EXERCISE TASK: Identify each line holding the string "Self" and copy it.
⁂
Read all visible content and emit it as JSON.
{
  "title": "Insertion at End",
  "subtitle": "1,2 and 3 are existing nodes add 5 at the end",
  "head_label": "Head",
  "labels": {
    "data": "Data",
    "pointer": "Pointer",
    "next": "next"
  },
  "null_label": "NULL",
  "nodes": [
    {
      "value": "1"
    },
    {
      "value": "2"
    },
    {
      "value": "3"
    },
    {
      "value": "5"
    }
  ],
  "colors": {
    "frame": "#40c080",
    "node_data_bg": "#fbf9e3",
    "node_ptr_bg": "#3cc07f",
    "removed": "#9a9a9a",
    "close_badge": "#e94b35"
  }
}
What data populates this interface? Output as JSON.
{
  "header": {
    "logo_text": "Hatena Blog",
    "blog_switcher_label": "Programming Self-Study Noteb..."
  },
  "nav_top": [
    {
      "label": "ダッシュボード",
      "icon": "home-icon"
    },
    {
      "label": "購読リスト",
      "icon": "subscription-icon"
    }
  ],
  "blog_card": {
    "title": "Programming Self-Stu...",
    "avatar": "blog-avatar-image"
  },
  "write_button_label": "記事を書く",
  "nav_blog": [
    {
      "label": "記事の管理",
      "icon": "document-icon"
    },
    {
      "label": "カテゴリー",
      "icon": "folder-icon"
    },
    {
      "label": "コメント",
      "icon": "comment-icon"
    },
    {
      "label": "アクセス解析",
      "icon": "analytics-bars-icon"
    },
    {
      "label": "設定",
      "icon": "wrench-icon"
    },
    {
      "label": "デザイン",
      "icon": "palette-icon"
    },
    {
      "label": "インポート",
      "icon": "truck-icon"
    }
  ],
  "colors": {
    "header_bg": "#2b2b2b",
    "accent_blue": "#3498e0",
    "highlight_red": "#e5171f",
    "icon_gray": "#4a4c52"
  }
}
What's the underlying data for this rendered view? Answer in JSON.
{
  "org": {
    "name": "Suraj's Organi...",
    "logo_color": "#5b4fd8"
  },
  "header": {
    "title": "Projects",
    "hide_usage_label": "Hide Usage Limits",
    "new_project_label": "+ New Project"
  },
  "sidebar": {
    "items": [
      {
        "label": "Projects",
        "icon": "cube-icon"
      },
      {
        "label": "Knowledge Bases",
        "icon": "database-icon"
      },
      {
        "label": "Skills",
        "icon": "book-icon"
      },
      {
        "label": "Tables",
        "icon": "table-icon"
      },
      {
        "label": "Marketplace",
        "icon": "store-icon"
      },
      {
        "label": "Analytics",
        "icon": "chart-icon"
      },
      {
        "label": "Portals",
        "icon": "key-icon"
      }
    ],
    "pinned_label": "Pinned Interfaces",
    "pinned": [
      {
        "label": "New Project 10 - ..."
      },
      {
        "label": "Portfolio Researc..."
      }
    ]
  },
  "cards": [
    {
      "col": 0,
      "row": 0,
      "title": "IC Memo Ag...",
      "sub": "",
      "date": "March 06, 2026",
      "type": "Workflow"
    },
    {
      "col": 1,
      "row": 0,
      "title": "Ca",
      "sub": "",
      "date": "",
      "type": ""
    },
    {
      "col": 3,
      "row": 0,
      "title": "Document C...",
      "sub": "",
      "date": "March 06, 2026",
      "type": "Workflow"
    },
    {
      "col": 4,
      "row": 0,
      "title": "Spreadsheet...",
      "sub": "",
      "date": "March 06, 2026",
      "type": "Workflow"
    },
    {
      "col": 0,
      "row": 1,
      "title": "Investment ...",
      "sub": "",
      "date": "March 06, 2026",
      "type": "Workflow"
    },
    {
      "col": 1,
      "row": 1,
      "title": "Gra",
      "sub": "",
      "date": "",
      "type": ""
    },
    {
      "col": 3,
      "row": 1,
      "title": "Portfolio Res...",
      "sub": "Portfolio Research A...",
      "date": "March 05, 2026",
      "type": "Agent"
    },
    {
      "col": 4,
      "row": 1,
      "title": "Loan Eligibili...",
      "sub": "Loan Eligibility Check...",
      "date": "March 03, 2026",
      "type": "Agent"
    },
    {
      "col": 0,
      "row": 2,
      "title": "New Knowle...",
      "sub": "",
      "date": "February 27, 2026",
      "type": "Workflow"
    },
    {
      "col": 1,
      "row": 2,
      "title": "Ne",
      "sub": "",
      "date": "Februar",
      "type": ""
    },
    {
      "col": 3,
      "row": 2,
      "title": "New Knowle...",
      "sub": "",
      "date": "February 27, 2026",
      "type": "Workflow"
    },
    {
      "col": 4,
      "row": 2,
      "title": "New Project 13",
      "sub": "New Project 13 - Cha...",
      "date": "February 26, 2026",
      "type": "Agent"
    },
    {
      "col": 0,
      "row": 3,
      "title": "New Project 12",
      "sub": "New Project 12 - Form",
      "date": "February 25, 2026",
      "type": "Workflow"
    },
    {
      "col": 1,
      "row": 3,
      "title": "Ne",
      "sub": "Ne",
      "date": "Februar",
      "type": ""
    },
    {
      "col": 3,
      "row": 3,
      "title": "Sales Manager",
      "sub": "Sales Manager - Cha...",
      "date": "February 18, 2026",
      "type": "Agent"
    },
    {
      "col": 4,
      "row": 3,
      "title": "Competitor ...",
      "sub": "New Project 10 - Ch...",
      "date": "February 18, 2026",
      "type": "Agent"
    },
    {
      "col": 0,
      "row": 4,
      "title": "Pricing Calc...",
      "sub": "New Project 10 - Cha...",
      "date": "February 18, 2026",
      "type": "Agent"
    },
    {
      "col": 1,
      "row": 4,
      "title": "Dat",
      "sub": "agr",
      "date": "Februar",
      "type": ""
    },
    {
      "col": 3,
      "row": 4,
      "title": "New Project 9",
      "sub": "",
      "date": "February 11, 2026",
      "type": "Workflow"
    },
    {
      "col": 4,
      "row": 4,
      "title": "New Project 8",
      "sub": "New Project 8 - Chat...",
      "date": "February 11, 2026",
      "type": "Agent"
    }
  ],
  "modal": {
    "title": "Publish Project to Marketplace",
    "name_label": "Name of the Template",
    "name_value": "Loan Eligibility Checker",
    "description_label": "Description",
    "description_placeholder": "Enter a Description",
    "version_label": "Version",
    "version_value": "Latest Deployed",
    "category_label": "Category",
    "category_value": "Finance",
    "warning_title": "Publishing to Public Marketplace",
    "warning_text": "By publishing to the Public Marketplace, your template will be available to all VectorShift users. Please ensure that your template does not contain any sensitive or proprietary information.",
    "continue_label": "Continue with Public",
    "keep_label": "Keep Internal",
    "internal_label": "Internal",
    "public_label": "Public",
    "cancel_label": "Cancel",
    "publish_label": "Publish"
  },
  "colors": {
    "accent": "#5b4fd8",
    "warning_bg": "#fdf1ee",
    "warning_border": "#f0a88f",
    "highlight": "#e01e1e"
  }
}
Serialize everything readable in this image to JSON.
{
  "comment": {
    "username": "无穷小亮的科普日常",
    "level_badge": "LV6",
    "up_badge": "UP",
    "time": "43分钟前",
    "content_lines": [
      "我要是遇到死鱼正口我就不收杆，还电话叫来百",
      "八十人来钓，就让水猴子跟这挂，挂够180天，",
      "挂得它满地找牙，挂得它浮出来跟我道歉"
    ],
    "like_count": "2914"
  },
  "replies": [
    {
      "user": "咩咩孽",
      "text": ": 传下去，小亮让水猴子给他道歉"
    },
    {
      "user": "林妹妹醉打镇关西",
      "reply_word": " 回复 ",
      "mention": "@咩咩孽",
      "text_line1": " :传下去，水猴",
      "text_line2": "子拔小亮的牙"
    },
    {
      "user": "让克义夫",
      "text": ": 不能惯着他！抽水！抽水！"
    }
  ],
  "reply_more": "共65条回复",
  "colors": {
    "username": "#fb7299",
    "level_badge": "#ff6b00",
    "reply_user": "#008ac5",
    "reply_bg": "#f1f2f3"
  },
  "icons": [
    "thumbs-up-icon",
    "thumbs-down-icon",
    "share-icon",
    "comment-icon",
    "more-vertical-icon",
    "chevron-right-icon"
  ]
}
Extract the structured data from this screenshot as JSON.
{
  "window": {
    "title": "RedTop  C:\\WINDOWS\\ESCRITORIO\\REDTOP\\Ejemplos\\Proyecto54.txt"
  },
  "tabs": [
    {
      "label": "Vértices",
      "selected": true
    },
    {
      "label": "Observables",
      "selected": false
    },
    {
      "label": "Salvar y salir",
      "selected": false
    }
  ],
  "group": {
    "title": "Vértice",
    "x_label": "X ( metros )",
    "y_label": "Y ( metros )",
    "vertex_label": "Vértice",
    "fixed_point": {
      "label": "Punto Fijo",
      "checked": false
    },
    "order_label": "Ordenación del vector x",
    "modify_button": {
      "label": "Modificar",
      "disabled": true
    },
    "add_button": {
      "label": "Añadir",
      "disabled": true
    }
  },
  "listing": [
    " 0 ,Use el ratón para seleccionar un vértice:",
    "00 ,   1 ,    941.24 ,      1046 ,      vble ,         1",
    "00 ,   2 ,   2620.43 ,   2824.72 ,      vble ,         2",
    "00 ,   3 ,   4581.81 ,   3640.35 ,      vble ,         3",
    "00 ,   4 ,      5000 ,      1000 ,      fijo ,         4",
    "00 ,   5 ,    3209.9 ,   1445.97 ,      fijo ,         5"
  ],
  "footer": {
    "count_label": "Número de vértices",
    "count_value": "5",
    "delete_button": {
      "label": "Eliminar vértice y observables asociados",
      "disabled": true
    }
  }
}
⁂
EXERCISE RESULT:
    "blog_switcher_label": "Programming Self-Study Noteb..."
    "title": "Programming Self-Stu...",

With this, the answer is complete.